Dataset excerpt
_ _ _ _ _

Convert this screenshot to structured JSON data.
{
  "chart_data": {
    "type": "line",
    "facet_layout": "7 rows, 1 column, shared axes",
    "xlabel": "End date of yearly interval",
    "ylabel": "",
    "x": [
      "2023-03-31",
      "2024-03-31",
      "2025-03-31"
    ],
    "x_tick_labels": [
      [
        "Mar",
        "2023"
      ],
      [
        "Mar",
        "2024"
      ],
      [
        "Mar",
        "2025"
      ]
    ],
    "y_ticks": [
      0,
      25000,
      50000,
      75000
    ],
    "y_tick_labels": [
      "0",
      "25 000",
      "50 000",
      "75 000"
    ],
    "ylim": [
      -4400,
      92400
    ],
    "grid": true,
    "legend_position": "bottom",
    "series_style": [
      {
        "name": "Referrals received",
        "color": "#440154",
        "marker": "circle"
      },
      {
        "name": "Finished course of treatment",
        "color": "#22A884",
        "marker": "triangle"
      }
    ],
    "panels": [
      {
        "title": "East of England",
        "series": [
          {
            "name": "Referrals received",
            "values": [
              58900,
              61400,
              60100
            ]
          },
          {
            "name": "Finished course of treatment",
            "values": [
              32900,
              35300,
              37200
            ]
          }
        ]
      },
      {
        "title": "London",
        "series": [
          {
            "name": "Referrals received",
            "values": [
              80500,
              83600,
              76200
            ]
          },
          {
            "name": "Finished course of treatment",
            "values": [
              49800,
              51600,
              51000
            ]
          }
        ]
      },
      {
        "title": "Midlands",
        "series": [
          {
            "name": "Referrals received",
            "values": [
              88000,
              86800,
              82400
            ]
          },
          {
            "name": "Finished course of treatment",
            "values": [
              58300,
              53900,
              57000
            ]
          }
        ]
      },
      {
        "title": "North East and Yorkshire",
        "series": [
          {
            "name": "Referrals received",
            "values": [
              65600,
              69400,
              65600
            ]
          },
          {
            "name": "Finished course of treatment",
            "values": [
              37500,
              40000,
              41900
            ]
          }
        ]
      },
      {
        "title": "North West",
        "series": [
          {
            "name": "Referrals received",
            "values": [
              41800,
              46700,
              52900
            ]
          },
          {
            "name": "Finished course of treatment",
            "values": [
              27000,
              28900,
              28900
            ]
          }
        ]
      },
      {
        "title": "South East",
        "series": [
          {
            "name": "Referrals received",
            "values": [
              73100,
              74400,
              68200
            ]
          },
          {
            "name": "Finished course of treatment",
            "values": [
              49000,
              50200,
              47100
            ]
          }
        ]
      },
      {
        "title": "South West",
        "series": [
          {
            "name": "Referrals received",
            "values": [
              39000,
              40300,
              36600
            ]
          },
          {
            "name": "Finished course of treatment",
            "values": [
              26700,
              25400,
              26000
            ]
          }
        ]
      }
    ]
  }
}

_ _ _ _ _

Written request
Reproduce each entry word for word.

In response
Convert this screenshot to structured JSON data.
{
  "chart_data": {
    "type": "line",
    "facet_layout": "7 rows, 1 column, shared axes",
    "xlabel": "End date of yearly interval",
    "ylabel": "",
    "x": [
      "2023-03-31",
      "2024-03-31",
      "2025-03-31"
    ],
    "x_tick_labels": [
      [
        "Mar",
        "2023"
      ],
      [
        "Mar",
        "2024"
      ],
      [
        "Mar",
        "2025"
      ]
    ],
    "y_ticks": [
      0,
      25000,
      50000,
      75000
    ],
    "y_tick_labels": [
      "0",
      "25 000",
      "50 000",
      "75 000"
    ],
    "ylim": [
      -4400,
      92400
    ],
    "grid": true,
    "legend_position": "bottom",
    "series_style": [
      {
        "name": "Referrals received",
        "color": "#440154",
        "marker": "circle"
      },
      {
        "name": "Finished course of treatment",
        "color": "#22A884",
        "marker": "triangle"
      }
    ],
    "panels": [
      {
        "title": "East of England",
        "series": [
          {
            "name": "Referrals received",
            "values": [
              58900,
              61400,
              60100
            ]
          },
          {
            "name": "Finished course of treatment",
            "values": [
              32900,
              35300,
              37200
            ]
          }
        ]
      },
      {
        "title": "London",
        "series": [
          {
            "name": "Referrals received",
            "values": [
              80500,
              83600,
              76200
            ]
          },
          {
            "name": "Finished course of treatment",
            "values": [
              49800,
              51600,
              51000
            ]
          }
        ]
      },
      {
        "title": "Midlands",
        "series": [
          {
            "name": "Referrals received",
            "values": [
              88000,
              86800,
              82400
            ]
          },
          {
            "name": "Finished course of treatment",
            "values": [
              58300,
              53900,
              57000
            ]
          }
        ]
      },
      {
        "title": "North East and Yorkshire",
        "series": [
          {
            "name": "Referrals received",
            "values": [
              65600,
              69400,
              65600
            ]
          },
          {
            "name": "Finished course of treatment",
            "values": [
              37500,
              40000,
              41900
            ]
          }
        ]
      },
      {
        "title": "North West",
        "series": [
          {
            "name": "Referrals received",
            "values": [
              41800,
              46700,
              52900
            ]
          },
          {
            "name": "Finished course of treatment",
            "values": [
              27000,
              28900,
              28900
            ]
          }
        ]
      },
      {
        "title": "South East",
        "series": [
          {
            "name": "Referrals received",
            "values": [
              73100,
              74400,
              68200
            ]
          },
          {
            "name": "Finished course of treatment",
            "values": [
              49000,
              50200,
              47100
            ]
          }
        ]
      },
      {
        "title": "South West",
        "series": [
          {
            "name": "Referrals received",
            "values": [
              39000,
              40300,
              36600
            ]
          },
          {
            "name": "Finished course of treatment",
            "values": [
              26700,
              25400,
              26000
            ]
          }
        ]
      }
    ]
  }
}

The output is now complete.